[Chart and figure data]
--- Start ---

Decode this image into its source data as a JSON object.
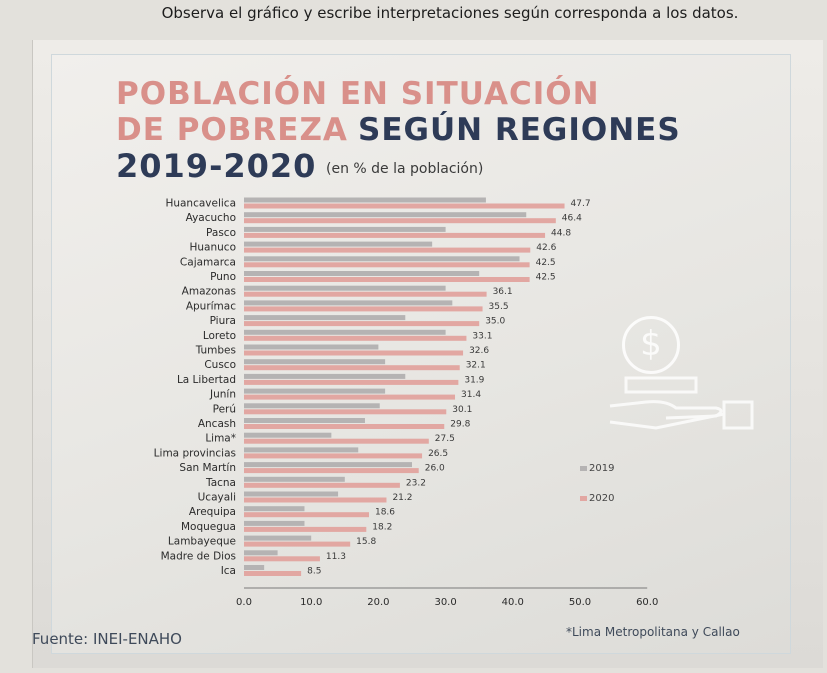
{
  "instruction": "Observa el gráfico y escribe interpretaciones según corresponda a los datos.",
  "title_line1": "POBLACIÓN EN SITUACIÓN",
  "title_line2a": "DE POBREZA",
  "title_line2b": "SEGÚN REGIONES",
  "title_line3": "2019-2020",
  "subtitle": "(en % de la población)",
  "source": "Fuente: INEI-ENAHO",
  "footnote": "*Lima Metropolitana y Callao",
  "legend": [
    {
      "label": "2019",
      "color": "#b5b3b3"
    },
    {
      "label": "2020",
      "color": "#e2a7a2"
    }
  ],
  "colors": {
    "bar_2019": "#b5b3b3",
    "bar_2020": "#e2a7a2",
    "title_pink": "#d9908a",
    "title_navy": "#2e3b57"
  },
  "icons": [
    "coin-dollar-icon",
    "hand-money-icon"
  ],
  "chart_data": {
    "type": "bar",
    "orientation": "horizontal",
    "categories": [
      "Huancavelica",
      "Ayacucho",
      "Pasco",
      "Huanuco",
      "Cajamarca",
      "Puno",
      "Amazonas",
      "Apurímac",
      "Piura",
      "Loreto",
      "Tumbes",
      "Cusco",
      "La Libertad",
      "Junín",
      "Perú",
      "Ancash",
      "Lima*",
      "Lima provincias",
      "San Martín",
      "Tacna",
      "Ucayali",
      "Arequipa",
      "Moquegua",
      "Lambayeque",
      "Madre de Dios",
      "Ica"
    ],
    "series": [
      {
        "name": "2019",
        "values": [
          36.0,
          42.0,
          30.0,
          28.0,
          41.0,
          35.0,
          30.0,
          31.0,
          24.0,
          30.0,
          20.0,
          21.0,
          24.0,
          21.0,
          20.2,
          18.0,
          13.0,
          17.0,
          25.0,
          15.0,
          14.0,
          9.0,
          9.0,
          10.0,
          5.0,
          3.0
        ]
      },
      {
        "name": "2020",
        "values": [
          47.7,
          46.4,
          44.8,
          42.6,
          42.5,
          42.5,
          36.1,
          35.5,
          35.0,
          33.1,
          32.6,
          32.1,
          31.9,
          31.4,
          30.1,
          29.8,
          27.5,
          26.5,
          26.0,
          23.2,
          21.2,
          18.6,
          18.2,
          15.8,
          11.3,
          8.5
        ]
      }
    ],
    "labels_2020": [
      "47.7",
      "46.4",
      "44.8",
      "42.6",
      "42.5",
      "42.5",
      "36.1",
      "35.5",
      "35.0",
      "33.1",
      "32.6",
      "32.1",
      "31.9",
      "31.4",
      "30.1",
      "29.8",
      "27.5",
      "26.5",
      "26.0",
      "23.2",
      "21.2",
      "18.6",
      "18.2",
      "15.8",
      "11.3",
      "8.5"
    ],
    "xticks": [
      "0.0",
      "10.0",
      "20.0",
      "30.0",
      "40.0",
      "50.0",
      "60.0"
    ],
    "xlim": [
      0,
      60
    ],
    "grid": false,
    "legend_position": "right"
  }
}
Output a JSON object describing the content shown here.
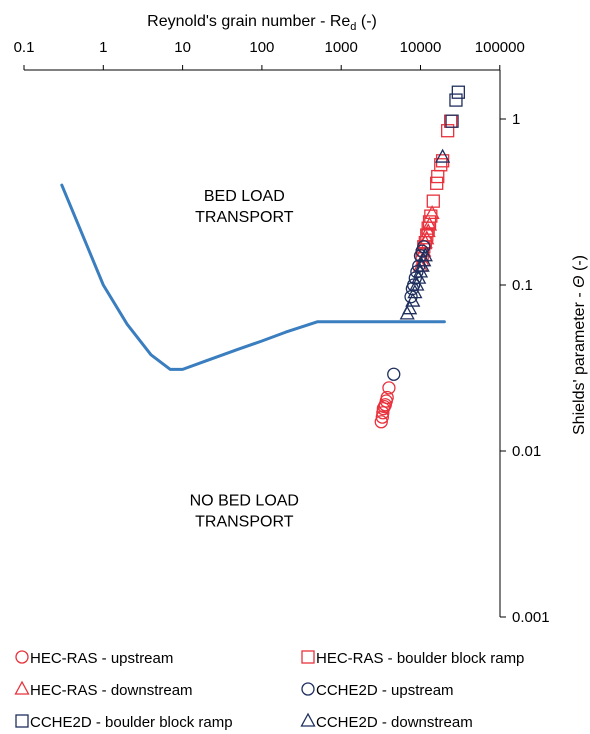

--- End ---

*Set task:* Your task is an exact transcription of all the data, minus the pictures.

*The response:*
Decode this image into its source data as a JSON object.
{
  "instruction": "Observa el gráfico y escribe interpretaciones según corresponda a los datos.",
  "title_line1": "POBLACIÓN EN SITUACIÓN",
  "title_line2a": "DE POBREZA",
  "title_line2b": "SEGÚN REGIONES",
  "title_line3": "2019-2020",
  "subtitle": "(en % de la población)",
  "source": "Fuente: INEI-ENAHO",
  "footnote": "*Lima Metropolitana y Callao",
  "legend": [
    {
      "label": "2019",
      "color": "#b5b3b3"
    },
    {
      "label": "2020",
      "color": "#e2a7a2"
    }
  ],
  "colors": {
    "bar_2019": "#b5b3b3",
    "bar_2020": "#e2a7a2",
    "title_pink": "#d9908a",
    "title_navy": "#2e3b57"
  },
  "icons": [
    "coin-dollar-icon",
    "hand-money-icon"
  ],
  "chart_data": {
    "type": "bar",
    "orientation": "horizontal",
    "categories": [
      "Huancavelica",
      "Ayacucho",
      "Pasco",
      "Huanuco",
      "Cajamarca",
      "Puno",
      "Amazonas",
      "Apurímac",
      "Piura",
      "Loreto",
      "Tumbes",
      "Cusco",
      "La Libertad",
      "Junín",
      "Perú",
      "Ancash",
      "Lima*",
      "Lima provincias",
      "San Martín",
      "Tacna",
      "Ucayali",
      "Arequipa",
      "Moquegua",
      "Lambayeque",
      "Madre de Dios",
      "Ica"
    ],
    "series": [
      {
        "name": "2019",
        "values": [
          36.0,
          42.0,
          30.0,
          28.0,
          41.0,
          35.0,
          30.0,
          31.0,
          24.0,
          30.0,
          20.0,
          21.0,
          24.0,
          21.0,
          20.2,
          18.0,
          13.0,
          17.0,
          25.0,
          15.0,
          14.0,
          9.0,
          9.0,
          10.0,
          5.0,
          3.0
        ]
      },
      {
        "name": "2020",
        "values": [
          47.7,
          46.4,
          44.8,
          42.6,
          42.5,
          42.5,
          36.1,
          35.5,
          35.0,
          33.1,
          32.6,
          32.1,
          31.9,
          31.4,
          30.1,
          29.8,
          27.5,
          26.5,
          26.0,
          23.2,
          21.2,
          18.6,
          18.2,
          15.8,
          11.3,
          8.5
        ]
      }
    ],
    "labels_2020": [
      "47.7",
      "46.4",
      "44.8",
      "42.6",
      "42.5",
      "42.5",
      "36.1",
      "35.5",
      "35.0",
      "33.1",
      "32.6",
      "32.1",
      "31.9",
      "31.4",
      "30.1",
      "29.8",
      "27.5",
      "26.5",
      "26.0",
      "23.2",
      "21.2",
      "18.6",
      "18.2",
      "15.8",
      "11.3",
      "8.5"
    ],
    "xticks": [
      "0.0",
      "10.0",
      "20.0",
      "30.0",
      "40.0",
      "50.0",
      "60.0"
    ],
    "xlim": [
      0,
      60
    ],
    "grid": false,
    "legend_position": "right"
  }
}
Output a JSON object describing the content shown here.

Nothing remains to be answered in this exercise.